- **REQUEST**:
Repeat every line from the line containing "Extract all readable text from this page." to the end of the data, exactly. Leave the pictures out.

Items from a dataset
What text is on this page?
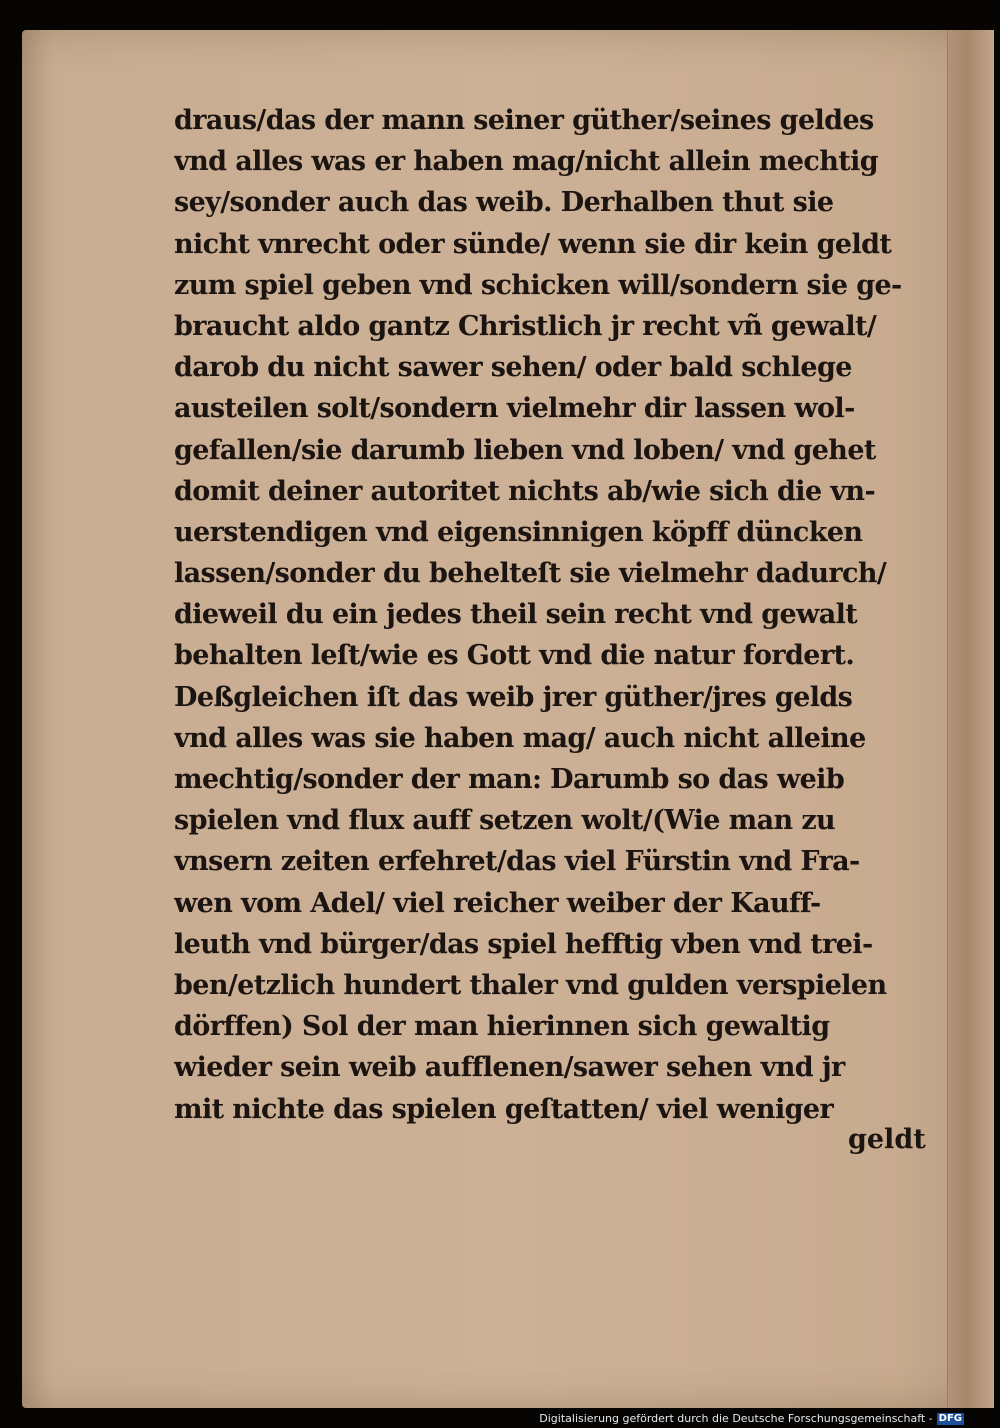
draus/das der mann seiner güther/seines geldes
vnd alles was er haben mag/nicht allein mechtig
sey/sonder auch das weib. Derhalben thut sie
nicht vnrecht oder sünde/ wenn sie dir kein geldt
zum spiel geben vnd schicken will/sondern sie ge-
braucht aldo gantz Christlich jr recht vñ gewalt/
darob du nicht sawer sehen/ oder bald schlege
austeilen solt/sondern vielmehr dir lassen wol-
gefallen/sie darumb lieben vnd loben/ vnd gehet
domit deiner autoritet nichts ab/wie sich die vn-
uerstendigen vnd eigensinnigen köpff düncken
lassen/sonder du behelteſt sie vielmehr dadurch/
dieweil du ein jedes theil sein recht vnd gewalt
behalten leſt/wie es Gott vnd die natur fordert.
Deßgleichen iſt das weib jrer güther/jres gelds
vnd alles was sie haben mag/ auch nicht alleine
mechtig/sonder der man: Darumb so das weib
spielen vnd flux auff setzen wolt/(Wie man zu
vnsern zeiten erfehret/das viel Fürstin vnd Fra-
wen vom Adel/ viel reicher weiber der Kauff-
leuth vnd bürger/das spiel hefftig vben vnd trei-
ben/etzlich hundert thaler vnd gulden verspielen
dörffen) Sol der man hierinnen sich gewaltig
wieder sein weib aufflenen/sawer sehen vnd jr
mit nichte das spielen geſtatten/ viel weniger
geldt
Digitalisierung gefördert durch die Deutsche Forschungsgemeinschaft - DFG
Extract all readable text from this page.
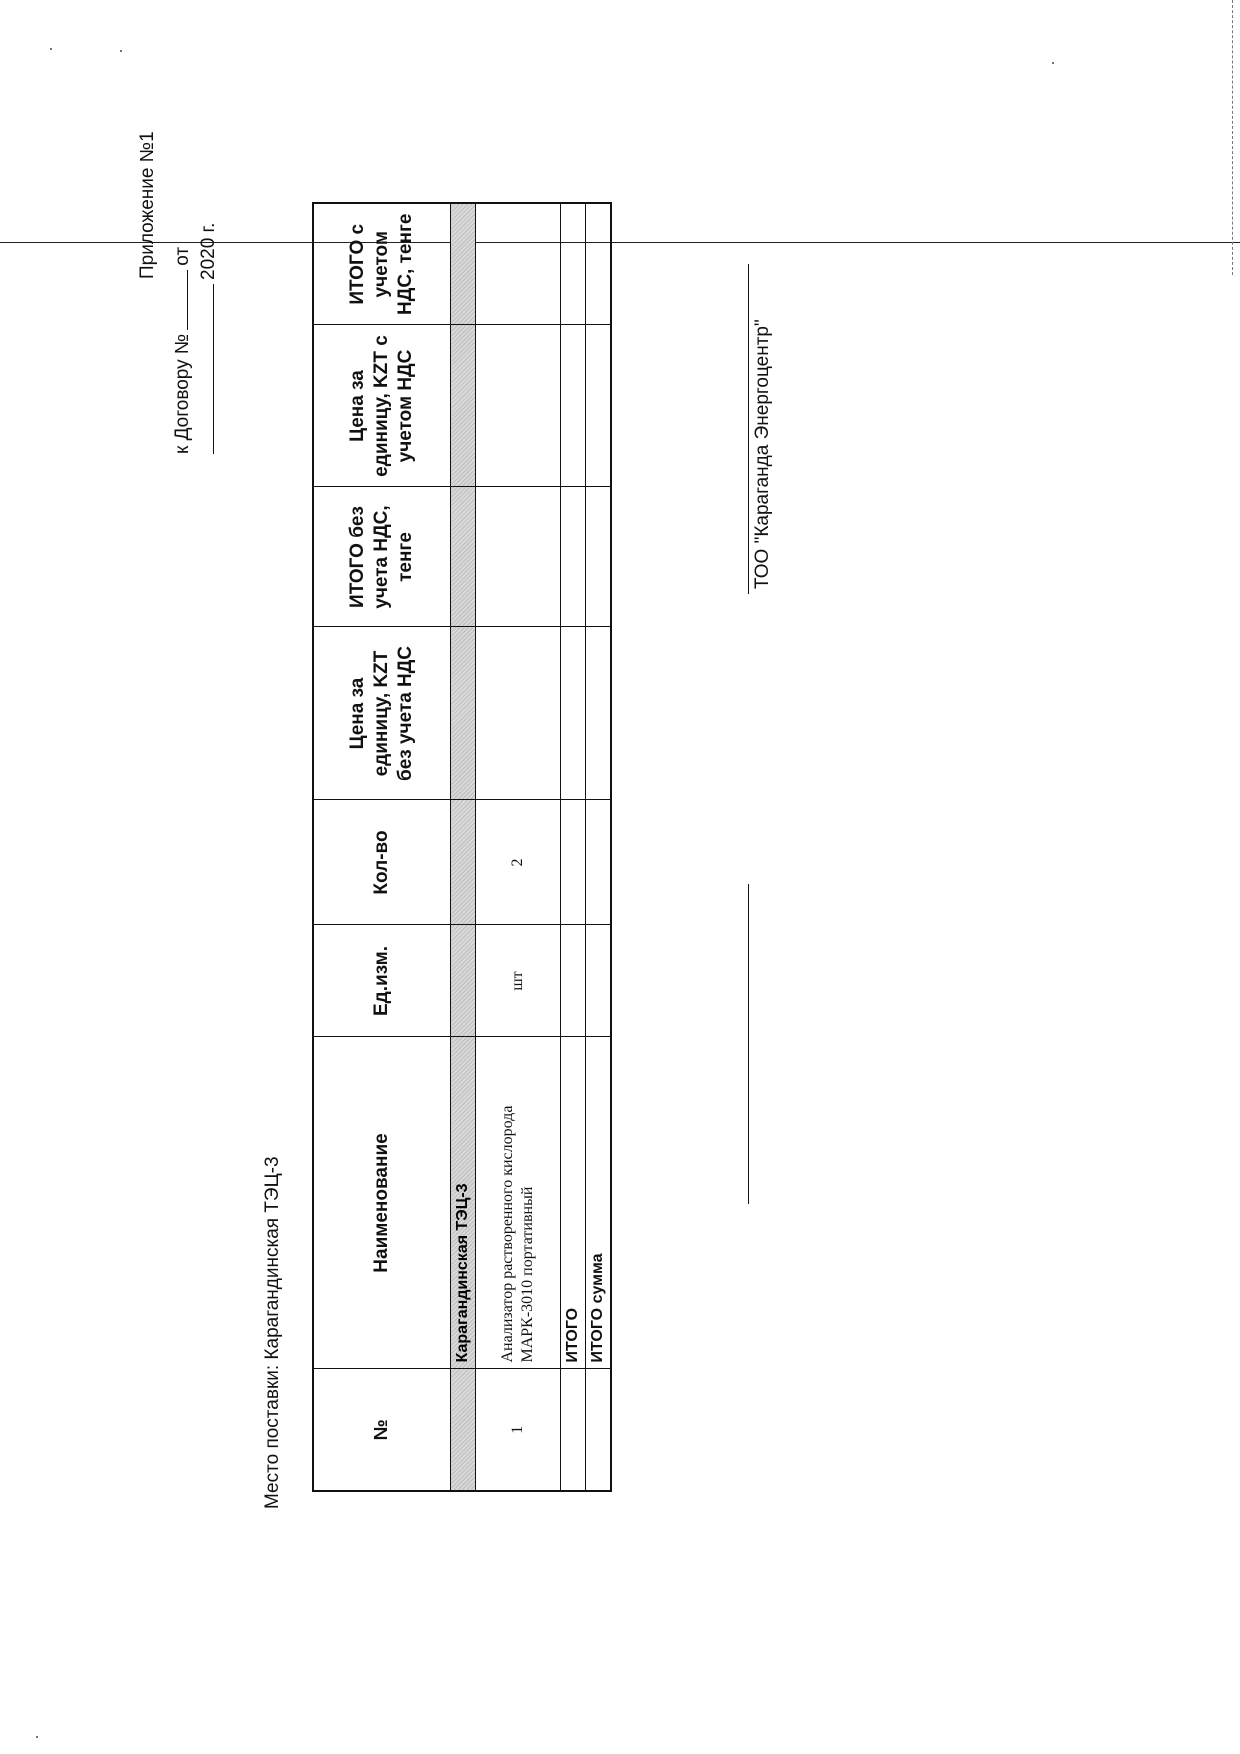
Место поставки: Карагандинская ТЭЦ-3
Приложение №1
к Договору №
от 2020 г.
№	Наименование	Ед.изм.	Кол-во	Цена за единицу, KZT без учета НДС	ИТОГО без учета НДС, тенге	Цена за единицу, KZT с учетом НДС	ИТОГО с учетом НДС, тенге
	Карагандинская ТЭЦ-3						
1	Анализатор растворенного кислорода МАРК-3010 портативный	шт	2				
	ИТОГО						
	ИТОГО сумма						
ТОО "Караганда Энергоцентр"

- **RESPONSE TO THIS TASK**:
Extract all readable text from this page.
Место поставки: Карагандинская ТЭЦ-3
Приложение №1
к Договору №
от 2020 г.
№	Наименование	Ед.изм.	Кол-во	Цена за единицу, KZT без учета НДС	ИТОГО без учета НДС, тенге	Цена за единицу, KZT с учетом НДС	ИТОГО с учетом НДС, тенге
	Карагандинская ТЭЦ-3						
1	Анализатор растворенного кислорода МАРК-3010 портативный	шт	2				
	ИТОГО						
	ИТОГО сумма						
ТОО "Караганда Энергоцентр"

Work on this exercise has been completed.